[A run of records]
• • •
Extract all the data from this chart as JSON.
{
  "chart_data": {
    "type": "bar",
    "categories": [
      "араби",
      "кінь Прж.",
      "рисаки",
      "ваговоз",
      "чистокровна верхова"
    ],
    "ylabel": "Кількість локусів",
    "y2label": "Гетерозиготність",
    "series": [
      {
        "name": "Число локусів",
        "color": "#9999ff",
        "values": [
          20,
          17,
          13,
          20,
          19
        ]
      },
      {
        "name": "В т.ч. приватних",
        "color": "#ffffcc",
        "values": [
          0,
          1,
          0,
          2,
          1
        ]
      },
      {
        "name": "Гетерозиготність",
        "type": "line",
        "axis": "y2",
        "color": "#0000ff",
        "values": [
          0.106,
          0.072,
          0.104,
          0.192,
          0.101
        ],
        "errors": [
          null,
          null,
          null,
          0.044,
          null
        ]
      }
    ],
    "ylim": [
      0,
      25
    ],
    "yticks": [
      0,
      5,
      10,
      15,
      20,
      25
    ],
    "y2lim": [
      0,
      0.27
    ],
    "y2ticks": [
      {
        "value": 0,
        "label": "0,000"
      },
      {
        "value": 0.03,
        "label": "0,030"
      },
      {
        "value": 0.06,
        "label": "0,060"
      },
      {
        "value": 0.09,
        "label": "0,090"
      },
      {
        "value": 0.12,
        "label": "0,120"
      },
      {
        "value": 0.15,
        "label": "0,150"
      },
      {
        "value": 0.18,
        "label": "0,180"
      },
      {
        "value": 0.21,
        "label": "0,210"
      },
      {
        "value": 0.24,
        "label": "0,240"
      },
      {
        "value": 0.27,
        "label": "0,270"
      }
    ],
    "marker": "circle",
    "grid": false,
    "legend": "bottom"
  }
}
• • •
▶ Exercise description: Generate an exact reproduction of all entries.

▶ Completed task:
Extract all the data from this chart as JSON.
{
  "chart_data": {
    "type": "bar",
    "categories": [
      "араби",
      "кінь Прж.",
      "рисаки",
      "ваговоз",
      "чистокровна верхова"
    ],
    "ylabel": "Кількість локусів",
    "y2label": "Гетерозиготність",
    "series": [
      {
        "name": "Число локусів",
        "color": "#9999ff",
        "values": [
          20,
          17,
          13,
          20,
          19
        ]
      },
      {
        "name": "В т.ч. приватних",
        "color": "#ffffcc",
        "values": [
          0,
          1,
          0,
          2,
          1
        ]
      },
      {
        "name": "Гетерозиготність",
        "type": "line",
        "axis": "y2",
        "color": "#0000ff",
        "values": [
          0.106,
          0.072,
          0.104,
          0.192,
          0.101
        ],
        "errors": [
          null,
          null,
          null,
          0.044,
          null
        ]
      }
    ],
    "ylim": [
      0,
      25
    ],
    "yticks": [
      0,
      5,
      10,
      15,
      20,
      25
    ],
    "y2lim": [
      0,
      0.27
    ],
    "y2ticks": [
      {
        "value": 0,
        "label": "0,000"
      },
      {
        "value": 0.03,
        "label": "0,030"
      },
      {
        "value": 0.06,
        "label": "0,060"
      },
      {
        "value": 0.09,
        "label": "0,090"
      },
      {
        "value": 0.12,
        "label": "0,120"
      },
      {
        "value": 0.15,
        "label": "0,150"
      },
      {
        "value": 0.18,
        "label": "0,180"
      },
      {
        "value": 0.21,
        "label": "0,210"
      },
      {
        "value": 0.24,
        "label": "0,240"
      },
      {
        "value": 0.27,
        "label": "0,270"
      }
    ],
    "marker": "circle",
    "grid": false,
    "legend": "bottom"
  }
}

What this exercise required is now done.